== LISTED ENTRIES ==
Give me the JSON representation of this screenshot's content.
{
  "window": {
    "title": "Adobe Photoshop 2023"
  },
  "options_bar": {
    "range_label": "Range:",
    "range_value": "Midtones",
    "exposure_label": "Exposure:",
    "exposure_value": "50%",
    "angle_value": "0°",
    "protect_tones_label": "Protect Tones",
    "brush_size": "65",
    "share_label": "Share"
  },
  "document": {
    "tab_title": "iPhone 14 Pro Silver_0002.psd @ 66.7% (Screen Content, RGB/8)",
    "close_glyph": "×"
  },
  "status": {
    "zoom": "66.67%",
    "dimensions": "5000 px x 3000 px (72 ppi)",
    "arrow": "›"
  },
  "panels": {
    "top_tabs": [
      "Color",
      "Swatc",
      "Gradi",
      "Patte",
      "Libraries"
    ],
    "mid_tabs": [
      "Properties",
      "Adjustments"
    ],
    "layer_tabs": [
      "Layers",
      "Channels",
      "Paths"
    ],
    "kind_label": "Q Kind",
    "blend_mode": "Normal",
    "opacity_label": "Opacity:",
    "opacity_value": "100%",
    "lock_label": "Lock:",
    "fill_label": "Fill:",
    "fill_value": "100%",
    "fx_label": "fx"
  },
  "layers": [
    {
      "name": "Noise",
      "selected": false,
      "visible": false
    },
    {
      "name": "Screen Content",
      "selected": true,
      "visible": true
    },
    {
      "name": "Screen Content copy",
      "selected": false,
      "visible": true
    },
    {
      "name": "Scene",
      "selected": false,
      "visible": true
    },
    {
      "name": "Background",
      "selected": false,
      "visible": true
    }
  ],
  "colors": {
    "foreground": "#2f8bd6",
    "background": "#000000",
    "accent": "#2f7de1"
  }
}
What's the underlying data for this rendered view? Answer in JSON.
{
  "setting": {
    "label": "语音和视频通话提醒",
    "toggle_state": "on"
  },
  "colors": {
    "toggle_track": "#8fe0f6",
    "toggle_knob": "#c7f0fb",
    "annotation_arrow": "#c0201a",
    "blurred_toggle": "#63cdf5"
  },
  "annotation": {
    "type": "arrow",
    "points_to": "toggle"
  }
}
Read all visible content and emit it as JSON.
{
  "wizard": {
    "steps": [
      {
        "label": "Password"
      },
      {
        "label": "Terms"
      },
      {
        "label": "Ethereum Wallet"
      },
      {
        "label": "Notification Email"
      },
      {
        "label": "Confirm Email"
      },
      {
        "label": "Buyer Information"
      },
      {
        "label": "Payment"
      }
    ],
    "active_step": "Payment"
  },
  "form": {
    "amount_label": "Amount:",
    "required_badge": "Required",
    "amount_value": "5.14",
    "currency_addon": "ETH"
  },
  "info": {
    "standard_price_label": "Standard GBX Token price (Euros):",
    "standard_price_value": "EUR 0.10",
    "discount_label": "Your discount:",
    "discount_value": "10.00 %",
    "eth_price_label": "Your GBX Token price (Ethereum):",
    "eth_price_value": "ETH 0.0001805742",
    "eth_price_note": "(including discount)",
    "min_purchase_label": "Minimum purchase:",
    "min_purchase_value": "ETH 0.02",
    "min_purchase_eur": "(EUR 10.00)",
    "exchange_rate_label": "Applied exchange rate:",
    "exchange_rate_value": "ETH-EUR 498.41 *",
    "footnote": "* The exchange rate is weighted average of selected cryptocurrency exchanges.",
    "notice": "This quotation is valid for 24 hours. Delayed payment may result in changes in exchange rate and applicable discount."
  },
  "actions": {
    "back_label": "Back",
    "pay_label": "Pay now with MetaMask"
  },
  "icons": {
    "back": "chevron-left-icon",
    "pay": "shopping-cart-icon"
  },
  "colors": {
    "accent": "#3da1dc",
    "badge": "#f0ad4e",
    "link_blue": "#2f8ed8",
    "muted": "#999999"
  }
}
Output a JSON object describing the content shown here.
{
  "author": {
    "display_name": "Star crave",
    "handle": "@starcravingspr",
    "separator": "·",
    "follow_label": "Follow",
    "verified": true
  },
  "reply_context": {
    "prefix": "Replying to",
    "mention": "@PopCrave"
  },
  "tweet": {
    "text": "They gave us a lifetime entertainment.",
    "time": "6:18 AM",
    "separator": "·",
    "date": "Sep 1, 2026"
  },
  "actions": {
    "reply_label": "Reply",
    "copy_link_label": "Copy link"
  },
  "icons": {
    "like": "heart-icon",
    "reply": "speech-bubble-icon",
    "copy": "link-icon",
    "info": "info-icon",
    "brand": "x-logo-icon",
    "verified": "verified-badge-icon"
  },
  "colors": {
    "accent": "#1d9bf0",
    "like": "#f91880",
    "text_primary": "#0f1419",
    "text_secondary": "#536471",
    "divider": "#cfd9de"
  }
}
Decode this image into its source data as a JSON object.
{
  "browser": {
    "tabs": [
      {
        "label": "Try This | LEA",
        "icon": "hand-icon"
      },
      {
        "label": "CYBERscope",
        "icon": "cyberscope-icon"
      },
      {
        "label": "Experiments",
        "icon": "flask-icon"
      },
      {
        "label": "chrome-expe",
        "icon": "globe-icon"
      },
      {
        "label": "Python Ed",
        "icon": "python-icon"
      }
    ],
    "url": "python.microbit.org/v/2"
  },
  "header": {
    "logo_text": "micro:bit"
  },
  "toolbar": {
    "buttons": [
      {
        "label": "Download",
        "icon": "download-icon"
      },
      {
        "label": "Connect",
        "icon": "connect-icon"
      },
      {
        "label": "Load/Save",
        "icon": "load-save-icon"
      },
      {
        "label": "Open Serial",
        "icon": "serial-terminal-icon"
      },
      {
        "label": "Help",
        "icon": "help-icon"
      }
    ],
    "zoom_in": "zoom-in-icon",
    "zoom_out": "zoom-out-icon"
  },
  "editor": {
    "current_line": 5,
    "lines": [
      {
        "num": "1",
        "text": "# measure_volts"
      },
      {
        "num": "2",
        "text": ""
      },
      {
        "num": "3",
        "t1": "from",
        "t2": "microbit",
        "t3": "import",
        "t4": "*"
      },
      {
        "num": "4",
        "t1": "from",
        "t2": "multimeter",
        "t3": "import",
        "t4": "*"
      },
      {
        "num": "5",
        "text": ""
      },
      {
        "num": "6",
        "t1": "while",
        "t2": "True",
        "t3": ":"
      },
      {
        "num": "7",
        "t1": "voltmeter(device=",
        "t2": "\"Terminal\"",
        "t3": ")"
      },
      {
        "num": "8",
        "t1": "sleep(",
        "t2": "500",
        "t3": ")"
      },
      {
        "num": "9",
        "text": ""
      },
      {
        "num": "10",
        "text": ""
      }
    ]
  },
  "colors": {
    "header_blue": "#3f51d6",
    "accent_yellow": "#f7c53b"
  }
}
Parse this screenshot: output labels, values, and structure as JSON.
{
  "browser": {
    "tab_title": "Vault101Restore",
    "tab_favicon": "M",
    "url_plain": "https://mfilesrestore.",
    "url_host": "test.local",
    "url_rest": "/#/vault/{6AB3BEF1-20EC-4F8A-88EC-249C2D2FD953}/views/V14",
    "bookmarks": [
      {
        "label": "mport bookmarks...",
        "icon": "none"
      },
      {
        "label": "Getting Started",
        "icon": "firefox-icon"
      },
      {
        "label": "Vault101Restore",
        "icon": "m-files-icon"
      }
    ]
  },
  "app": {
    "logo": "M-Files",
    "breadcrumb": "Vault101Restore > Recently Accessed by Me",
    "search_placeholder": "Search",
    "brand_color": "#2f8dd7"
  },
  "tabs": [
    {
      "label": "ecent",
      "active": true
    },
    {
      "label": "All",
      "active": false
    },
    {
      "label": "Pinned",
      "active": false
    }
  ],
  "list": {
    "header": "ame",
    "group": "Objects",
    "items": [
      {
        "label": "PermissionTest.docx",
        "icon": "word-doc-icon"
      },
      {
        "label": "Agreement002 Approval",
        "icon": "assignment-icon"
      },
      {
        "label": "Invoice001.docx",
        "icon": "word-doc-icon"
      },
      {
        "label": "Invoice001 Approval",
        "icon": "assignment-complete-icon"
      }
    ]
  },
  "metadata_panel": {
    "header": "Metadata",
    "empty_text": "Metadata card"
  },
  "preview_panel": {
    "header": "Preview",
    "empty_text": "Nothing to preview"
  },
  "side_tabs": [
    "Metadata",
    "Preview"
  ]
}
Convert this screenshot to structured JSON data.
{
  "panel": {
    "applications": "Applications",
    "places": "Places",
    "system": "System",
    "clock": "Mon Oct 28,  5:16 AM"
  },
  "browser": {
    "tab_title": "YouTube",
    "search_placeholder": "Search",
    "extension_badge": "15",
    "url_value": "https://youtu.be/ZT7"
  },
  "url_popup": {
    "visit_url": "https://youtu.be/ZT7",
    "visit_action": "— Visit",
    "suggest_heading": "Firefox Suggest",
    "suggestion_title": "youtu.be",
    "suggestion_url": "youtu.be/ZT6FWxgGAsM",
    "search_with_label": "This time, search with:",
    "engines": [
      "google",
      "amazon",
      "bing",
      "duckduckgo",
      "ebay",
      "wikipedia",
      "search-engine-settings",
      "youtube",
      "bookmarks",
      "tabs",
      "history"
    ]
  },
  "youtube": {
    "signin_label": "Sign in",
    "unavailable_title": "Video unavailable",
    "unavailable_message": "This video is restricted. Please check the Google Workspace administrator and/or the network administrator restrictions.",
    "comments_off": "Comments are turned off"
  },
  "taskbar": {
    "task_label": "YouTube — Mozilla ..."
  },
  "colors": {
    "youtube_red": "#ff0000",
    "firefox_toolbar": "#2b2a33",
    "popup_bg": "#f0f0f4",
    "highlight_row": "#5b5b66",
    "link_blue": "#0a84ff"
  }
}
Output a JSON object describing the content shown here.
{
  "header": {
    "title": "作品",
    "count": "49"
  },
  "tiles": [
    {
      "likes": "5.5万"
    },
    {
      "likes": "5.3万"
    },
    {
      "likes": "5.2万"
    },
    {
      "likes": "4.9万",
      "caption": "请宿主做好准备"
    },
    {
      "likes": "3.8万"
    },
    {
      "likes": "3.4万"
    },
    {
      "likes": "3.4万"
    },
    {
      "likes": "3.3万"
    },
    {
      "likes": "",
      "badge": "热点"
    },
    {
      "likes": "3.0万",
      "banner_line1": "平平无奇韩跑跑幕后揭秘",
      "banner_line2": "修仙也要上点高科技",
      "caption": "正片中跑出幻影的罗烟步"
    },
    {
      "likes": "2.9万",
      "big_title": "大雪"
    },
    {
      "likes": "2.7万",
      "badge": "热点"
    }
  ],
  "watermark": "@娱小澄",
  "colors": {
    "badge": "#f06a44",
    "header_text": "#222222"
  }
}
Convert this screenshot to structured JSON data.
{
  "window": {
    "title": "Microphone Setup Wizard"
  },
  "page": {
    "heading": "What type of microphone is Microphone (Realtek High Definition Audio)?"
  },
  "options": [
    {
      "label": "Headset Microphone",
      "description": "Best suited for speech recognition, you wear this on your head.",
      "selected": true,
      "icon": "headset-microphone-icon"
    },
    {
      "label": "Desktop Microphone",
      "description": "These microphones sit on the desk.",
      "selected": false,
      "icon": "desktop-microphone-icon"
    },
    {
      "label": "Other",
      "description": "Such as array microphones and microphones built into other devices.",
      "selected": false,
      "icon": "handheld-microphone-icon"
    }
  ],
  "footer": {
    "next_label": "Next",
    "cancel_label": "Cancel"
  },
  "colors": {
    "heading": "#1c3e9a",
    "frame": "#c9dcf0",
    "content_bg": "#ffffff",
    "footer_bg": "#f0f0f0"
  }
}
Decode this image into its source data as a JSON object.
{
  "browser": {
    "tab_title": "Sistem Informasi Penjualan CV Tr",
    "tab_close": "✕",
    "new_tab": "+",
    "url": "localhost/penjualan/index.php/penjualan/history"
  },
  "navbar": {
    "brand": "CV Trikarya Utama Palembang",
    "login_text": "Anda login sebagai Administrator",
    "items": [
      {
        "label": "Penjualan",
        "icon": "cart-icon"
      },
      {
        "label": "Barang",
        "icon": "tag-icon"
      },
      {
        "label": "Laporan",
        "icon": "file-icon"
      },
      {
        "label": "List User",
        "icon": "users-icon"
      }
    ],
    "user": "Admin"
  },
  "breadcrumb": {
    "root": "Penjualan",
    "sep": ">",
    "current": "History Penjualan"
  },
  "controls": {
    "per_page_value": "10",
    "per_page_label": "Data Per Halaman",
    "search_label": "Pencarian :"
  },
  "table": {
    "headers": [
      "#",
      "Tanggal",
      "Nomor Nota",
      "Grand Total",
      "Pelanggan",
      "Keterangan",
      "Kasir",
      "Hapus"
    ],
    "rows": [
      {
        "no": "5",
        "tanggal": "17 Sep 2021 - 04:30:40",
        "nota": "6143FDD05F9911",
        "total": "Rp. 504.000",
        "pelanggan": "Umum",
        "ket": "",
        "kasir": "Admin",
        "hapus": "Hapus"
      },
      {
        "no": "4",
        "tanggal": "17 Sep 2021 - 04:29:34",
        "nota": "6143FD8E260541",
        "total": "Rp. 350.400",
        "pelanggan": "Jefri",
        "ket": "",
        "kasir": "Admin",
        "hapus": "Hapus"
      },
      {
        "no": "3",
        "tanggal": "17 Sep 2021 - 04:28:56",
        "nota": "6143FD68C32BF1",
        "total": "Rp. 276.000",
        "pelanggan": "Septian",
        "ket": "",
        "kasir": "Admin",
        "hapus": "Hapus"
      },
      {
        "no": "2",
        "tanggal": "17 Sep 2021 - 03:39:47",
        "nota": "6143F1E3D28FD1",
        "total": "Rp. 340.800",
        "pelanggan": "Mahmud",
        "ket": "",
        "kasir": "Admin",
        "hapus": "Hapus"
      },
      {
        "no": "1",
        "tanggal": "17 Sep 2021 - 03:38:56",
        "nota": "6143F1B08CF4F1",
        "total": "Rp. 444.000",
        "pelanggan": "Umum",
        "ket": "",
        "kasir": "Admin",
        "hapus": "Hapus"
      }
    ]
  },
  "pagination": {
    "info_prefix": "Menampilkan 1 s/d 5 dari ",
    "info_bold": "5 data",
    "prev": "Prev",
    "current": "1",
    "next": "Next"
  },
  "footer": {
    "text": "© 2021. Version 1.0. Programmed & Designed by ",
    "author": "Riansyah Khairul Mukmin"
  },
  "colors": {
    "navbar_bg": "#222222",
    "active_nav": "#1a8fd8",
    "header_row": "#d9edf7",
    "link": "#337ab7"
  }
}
===
**WHAT THE TASK ASKS**
Identify the lines in the entries that hold "microphones" and return each one.

**RESPONSE TO THE EXERCISE**
      "description": "These microphones sit on the desk.",
      "description": "Such as array microphones and microphones built into other devices.",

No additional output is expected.